## [What to do]
Without including any images, repeat the data exactly.

======== Data records ========

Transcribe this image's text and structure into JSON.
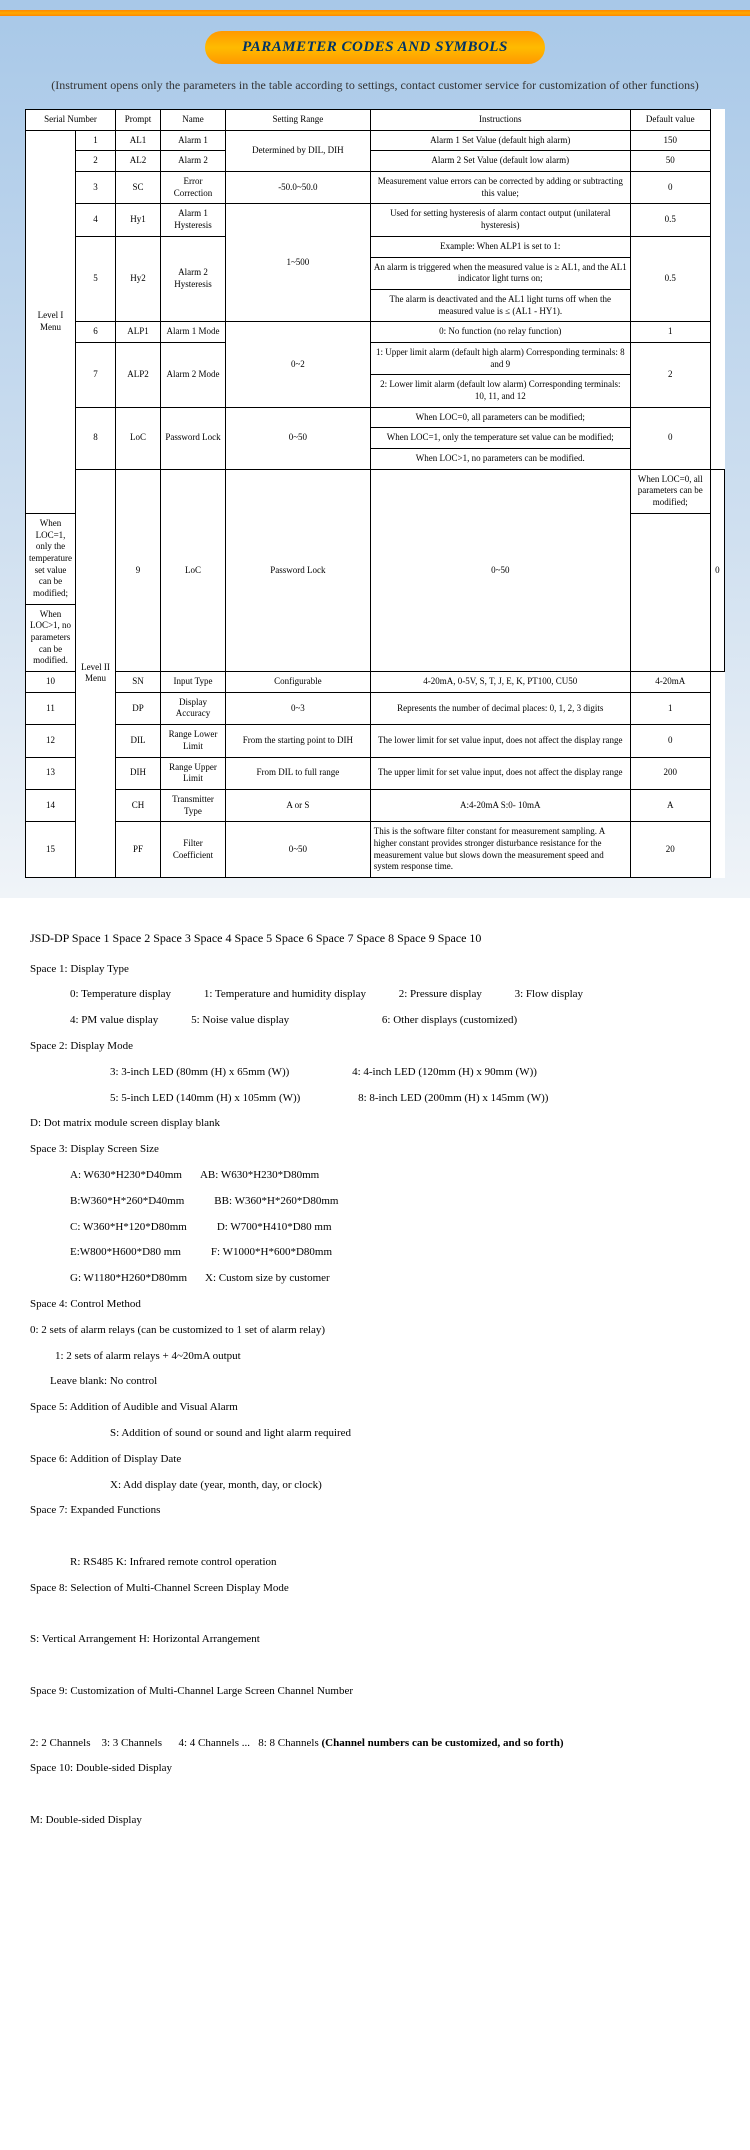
{
  "banner": {
    "title": "PARAMETER CODES AND SYMBOLS"
  },
  "subtitle": "(Instrument opens only the parameters in the table according to settings, contact customer service for customization of other functions)",
  "table": {
    "headers": [
      "Serial Number",
      "Prompt",
      "Name",
      "Setting Range",
      "Instructions",
      "Default value"
    ],
    "level1_label": "Level I Menu",
    "level2_label": "Level II Menu",
    "rows": [
      {
        "sn": "1",
        "prompt": "AL1",
        "name": "Alarm 1",
        "range": "Determined by DIL, DIH",
        "instr": "Alarm 1 Set Value (default high alarm)",
        "def": "150"
      },
      {
        "sn": "2",
        "prompt": "AL2",
        "name": "Alarm 2",
        "range": "",
        "instr": "Alarm 2 Set Value (default low alarm)",
        "def": "50"
      },
      {
        "sn": "3",
        "prompt": "SC",
        "name": "Error Correction",
        "range": "-50.0~50.0",
        "instr": "Measurement value errors can be corrected by adding or subtracting this value;",
        "def": "0"
      },
      {
        "sn": "4",
        "prompt": "Hy1",
        "name": "Alarm 1 Hysteresis",
        "range": "1~500",
        "instr": "Used for setting hysteresis of alarm contact output (unilateral hysteresis)",
        "def": "0.5"
      },
      {
        "sn": "5",
        "prompt": "Hy2",
        "name": "Alarm 2 Hysteresis",
        "range": "",
        "instr_lines": [
          "Example: When ALP1 is set to 1:",
          "An alarm is triggered when the measured value is ≥ AL1, and the AL1 indicator light turns on;",
          "The alarm is deactivated and the AL1 light turns off when the measured value is ≤ (AL1 - HY1)."
        ],
        "def": "0.5"
      },
      {
        "sn": "6",
        "prompt": "ALP1",
        "name": "Alarm 1 Mode",
        "range": "0~2",
        "instr": "0: No function (no relay function)",
        "def": "1"
      },
      {
        "sn": "7",
        "prompt": "ALP2",
        "name": "Alarm 2 Mode",
        "range": "",
        "instr_lines": [
          "1: Upper limit alarm (default high alarm) Corresponding terminals: 8 and 9",
          "2: Lower limit alarm (default low alarm) Corresponding terminals: 10, 11, and 12"
        ],
        "def": "2"
      },
      {
        "sn": "8",
        "prompt": "LoC",
        "name": "Password Lock",
        "range": "0~50",
        "instr_lines": [
          "When LOC=0, all parameters can be modified;",
          "When LOC=1, only the temperature set value can be modified;",
          "When LOC>1, no parameters can be modified."
        ],
        "def": "0"
      },
      {
        "sn": "9",
        "prompt": "LoC",
        "name": "Password Lock",
        "range": "0~50",
        "instr_lines": [
          "When LOC=0, all parameters can be modified;",
          "When LOC=1, only the temperature set value can be modified;",
          "When LOC>1, no parameters can be modified."
        ],
        "def": "0"
      },
      {
        "sn": "10",
        "prompt": "SN",
        "name": "Input Type",
        "range": "Configurable",
        "instr": "4-20mA, 0-5V, S, T, J, E, K, PT100, CU50",
        "def": "4-20mA"
      },
      {
        "sn": "11",
        "prompt": "DP",
        "name": "Display Accuracy",
        "range": "0~3",
        "instr": "Represents the number of decimal places: 0, 1, 2, 3 digits",
        "def": "1"
      },
      {
        "sn": "12",
        "prompt": "DIL",
        "name": "Range Lower Limit",
        "range": "From the starting point to DIH",
        "instr": "The lower limit for set value input, does not affect the display range",
        "def": "0"
      },
      {
        "sn": "13",
        "prompt": "DIH",
        "name": "Range Upper Limit",
        "range": "From DIL to full range",
        "instr": "The upper limit for set value input, does not affect the display range",
        "def": "200"
      },
      {
        "sn": "14",
        "prompt": "CH",
        "name": "Transmitter Type",
        "range": "A or S",
        "instr": "A:4-20mA          S:0- 10mA",
        "def": "A"
      },
      {
        "sn": "15",
        "prompt": "PF",
        "name": "Filter Coefficient",
        "range": "0~50",
        "instr": "This is the software filter constant for measurement sampling. A higher constant provides stronger disturbance resistance for the measurement value but slows down the measurement speed and system response time.",
        "def": "20"
      }
    ]
  },
  "ordering": {
    "header": "JSD-DP Space 1 Space 2 Space 3 Space 4 Space 5 Space 6 Space 7 Space 8 Space 9 Space 10",
    "spaces": {
      "s1": {
        "title": "Space 1: Display Type",
        "opts": [
          [
            "0: Temperature display",
            "1: Temperature and humidity display",
            "2: Pressure display",
            "3: Flow display"
          ],
          [
            "4: PM value display",
            "5: Noise value display",
            "6: Other displays (customized)"
          ]
        ]
      },
      "s2": {
        "title": "Space 2: Display Mode",
        "opts": [
          [
            "3: 3-inch LED (80mm (H) x 65mm (W))",
            "4: 4-inch LED (120mm (H) x 90mm (W))"
          ],
          [
            "5: 5-inch LED (140mm (H) x 105mm (W))",
            "8: 8-inch LED (200mm (H) x 145mm (W))"
          ]
        ],
        "extra": "D: Dot matrix module screen display blank"
      },
      "s3": {
        "title": "Space 3: Display Screen Size",
        "opts": [
          [
            "A: W630*H230*D40mm",
            "AB: W630*H230*D80mm"
          ],
          [
            "B:W360*H*260*D40mm",
            "BB: W360*H*260*D80mm"
          ],
          [
            "C: W360*H*120*D80mm",
            "D: W700*H410*D80 mm"
          ],
          [
            "E:W800*H600*D80 mm",
            "F: W1000*H*600*D80mm"
          ],
          [
            "G: W1180*H260*D80mm",
            "X: Custom size by customer"
          ]
        ]
      },
      "s4": {
        "title": "Space 4: Control Method",
        "lines": [
          "0: 2 sets of alarm relays (can be customized to 1 set of alarm relay)",
          "1: 2 sets of alarm relays + 4~20mA output",
          "Leave blank: No control"
        ]
      },
      "s5": {
        "title": "Space 5: Addition of Audible and Visual Alarm",
        "lines": [
          "S: Addition of sound or sound and light alarm required"
        ]
      },
      "s6": {
        "title": "Space 6: Addition of Display Date",
        "lines": [
          "X: Add display date (year, month, day, or clock)"
        ]
      },
      "s7": {
        "title": "Space 7: Expanded Functions",
        "lines": [
          "R: RS485    K: Infrared remote control operation"
        ]
      },
      "s8": {
        "title": "Space 8: Selection of Multi-Channel Screen Display Mode",
        "lines": [
          "S: Vertical Arrangement    H: Horizontal Arrangement"
        ]
      },
      "s9": {
        "title": "Space 9: Customization of Multi-Channel Large Screen Channel Number",
        "lines_html": "2: 2 Channels&nbsp;&nbsp;&nbsp;&nbsp;3: 3 Channels&nbsp;&nbsp;&nbsp;&nbsp;&nbsp;&nbsp;4: 4 Channels ...&nbsp;&nbsp;&nbsp;8: 8 Channels <b>(Channel numbers can be customized, and so forth)</b>"
      },
      "s10": {
        "title": "Space 10: Double-sided Display",
        "lines": [
          "M: Double-sided Display"
        ]
      }
    }
  }
}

========

## [The answer]
Transcribe this image's text and structure into JSON.
{
  "banner": {
    "title": "PARAMETER CODES AND SYMBOLS"
  },
  "subtitle": "(Instrument opens only the parameters in the table according to settings, contact customer service for customization of other functions)",
  "table": {
    "headers": [
      "Serial Number",
      "Prompt",
      "Name",
      "Setting Range",
      "Instructions",
      "Default value"
    ],
    "level1_label": "Level I Menu",
    "level2_label": "Level II Menu",
    "rows": [
      {
        "sn": "1",
        "prompt": "AL1",
        "name": "Alarm 1",
        "range": "Determined by DIL, DIH",
        "instr": "Alarm 1 Set Value (default high alarm)",
        "def": "150"
      },
      {
        "sn": "2",
        "prompt": "AL2",
        "name": "Alarm 2",
        "range": "",
        "instr": "Alarm 2 Set Value (default low alarm)",
        "def": "50"
      },
      {
        "sn": "3",
        "prompt": "SC",
        "name": "Error Correction",
        "range": "-50.0~50.0",
        "instr": "Measurement value errors can be corrected by adding or subtracting this value;",
        "def": "0"
      },
      {
        "sn": "4",
        "prompt": "Hy1",
        "name": "Alarm 1 Hysteresis",
        "range": "1~500",
        "instr": "Used for setting hysteresis of alarm contact output (unilateral hysteresis)",
        "def": "0.5"
      },
      {
        "sn": "5",
        "prompt": "Hy2",
        "name": "Alarm 2 Hysteresis",
        "range": "",
        "instr_lines": [
          "Example: When ALP1 is set to 1:",
          "An alarm is triggered when the measured value is ≥ AL1, and the AL1 indicator light turns on;",
          "The alarm is deactivated and the AL1 light turns off when the measured value is ≤ (AL1 - HY1)."
        ],
        "def": "0.5"
      },
      {
        "sn": "6",
        "prompt": "ALP1",
        "name": "Alarm 1 Mode",
        "range": "0~2",
        "instr": "0: No function (no relay function)",
        "def": "1"
      },
      {
        "sn": "7",
        "prompt": "ALP2",
        "name": "Alarm 2 Mode",
        "range": "",
        "instr_lines": [
          "1: Upper limit alarm (default high alarm) Corresponding terminals: 8 and 9",
          "2: Lower limit alarm (default low alarm) Corresponding terminals: 10, 11, and 12"
        ],
        "def": "2"
      },
      {
        "sn": "8",
        "prompt": "LoC",
        "name": "Password Lock",
        "range": "0~50",
        "instr_lines": [
          "When LOC=0, all parameters can be modified;",
          "When LOC=1, only the temperature set value can be modified;",
          "When LOC>1, no parameters can be modified."
        ],
        "def": "0"
      },
      {
        "sn": "9",
        "prompt": "LoC",
        "name": "Password Lock",
        "range": "0~50",
        "instr_lines": [
          "When LOC=0, all parameters can be modified;",
          "When LOC=1, only the temperature set value can be modified;",
          "When LOC>1, no parameters can be modified."
        ],
        "def": "0"
      },
      {
        "sn": "10",
        "prompt": "SN",
        "name": "Input Type",
        "range": "Configurable",
        "instr": "4-20mA, 0-5V, S, T, J, E, K, PT100, CU50",
        "def": "4-20mA"
      },
      {
        "sn": "11",
        "prompt": "DP",
        "name": "Display Accuracy",
        "range": "0~3",
        "instr": "Represents the number of decimal places: 0, 1, 2, 3 digits",
        "def": "1"
      },
      {
        "sn": "12",
        "prompt": "DIL",
        "name": "Range Lower Limit",
        "range": "From the starting point to DIH",
        "instr": "The lower limit for set value input, does not affect the display range",
        "def": "0"
      },
      {
        "sn": "13",
        "prompt": "DIH",
        "name": "Range Upper Limit",
        "range": "From DIL to full range",
        "instr": "The upper limit for set value input, does not affect the display range",
        "def": "200"
      },
      {
        "sn": "14",
        "prompt": "CH",
        "name": "Transmitter Type",
        "range": "A or S",
        "instr": "A:4-20mA          S:0- 10mA",
        "def": "A"
      },
      {
        "sn": "15",
        "prompt": "PF",
        "name": "Filter Coefficient",
        "range": "0~50",
        "instr": "This is the software filter constant for measurement sampling. A higher constant provides stronger disturbance resistance for the measurement value but slows down the measurement speed and system response time.",
        "def": "20"
      }
    ]
  },
  "ordering": {
    "header": "JSD-DP Space 1 Space 2 Space 3 Space 4 Space 5 Space 6 Space 7 Space 8 Space 9 Space 10",
    "spaces": {
      "s1": {
        "title": "Space 1: Display Type",
        "opts": [
          [
            "0: Temperature display",
            "1: Temperature and humidity display",
            "2: Pressure display",
            "3: Flow display"
          ],
          [
            "4: PM value display",
            "5: Noise value display",
            "6: Other displays (customized)"
          ]
        ]
      },
      "s2": {
        "title": "Space 2: Display Mode",
        "opts": [
          [
            "3: 3-inch LED (80mm (H) x 65mm (W))",
            "4: 4-inch LED (120mm (H) x 90mm (W))"
          ],
          [
            "5: 5-inch LED (140mm (H) x 105mm (W))",
            "8: 8-inch LED (200mm (H) x 145mm (W))"
          ]
        ],
        "extra": "D: Dot matrix module screen display blank"
      },
      "s3": {
        "title": "Space 3: Display Screen Size",
        "opts": [
          [
            "A: W630*H230*D40mm",
            "AB: W630*H230*D80mm"
          ],
          [
            "B:W360*H*260*D40mm",
            "BB: W360*H*260*D80mm"
          ],
          [
            "C: W360*H*120*D80mm",
            "D: W700*H410*D80 mm"
          ],
          [
            "E:W800*H600*D80 mm",
            "F: W1000*H*600*D80mm"
          ],
          [
            "G: W1180*H260*D80mm",
            "X: Custom size by customer"
          ]
        ]
      },
      "s4": {
        "title": "Space 4: Control Method",
        "lines": [
          "0: 2 sets of alarm relays (can be customized to 1 set of alarm relay)",
          "1: 2 sets of alarm relays + 4~20mA output",
          "Leave blank: No control"
        ]
      },
      "s5": {
        "title": "Space 5: Addition of Audible and Visual Alarm",
        "lines": [
          "S: Addition of sound or sound and light alarm required"
        ]
      },
      "s6": {
        "title": "Space 6: Addition of Display Date",
        "lines": [
          "X: Add display date (year, month, day, or clock)"
        ]
      },
      "s7": {
        "title": "Space 7: Expanded Functions",
        "lines": [
          "R: RS485    K: Infrared remote control operation"
        ]
      },
      "s8": {
        "title": "Space 8: Selection of Multi-Channel Screen Display Mode",
        "lines": [
          "S: Vertical Arrangement    H: Horizontal Arrangement"
        ]
      },
      "s9": {
        "title": "Space 9: Customization of Multi-Channel Large Screen Channel Number",
        "lines_html": "2: 2 Channels&nbsp;&nbsp;&nbsp;&nbsp;3: 3 Channels&nbsp;&nbsp;&nbsp;&nbsp;&nbsp;&nbsp;4: 4 Channels ...&nbsp;&nbsp;&nbsp;8: 8 Channels <b>(Channel numbers can be customized, and so forth)</b>"
      },
      "s10": {
        "title": "Space 10: Double-sided Display",
        "lines": [
          "M: Double-sided Display"
        ]
      }
    }
  }
}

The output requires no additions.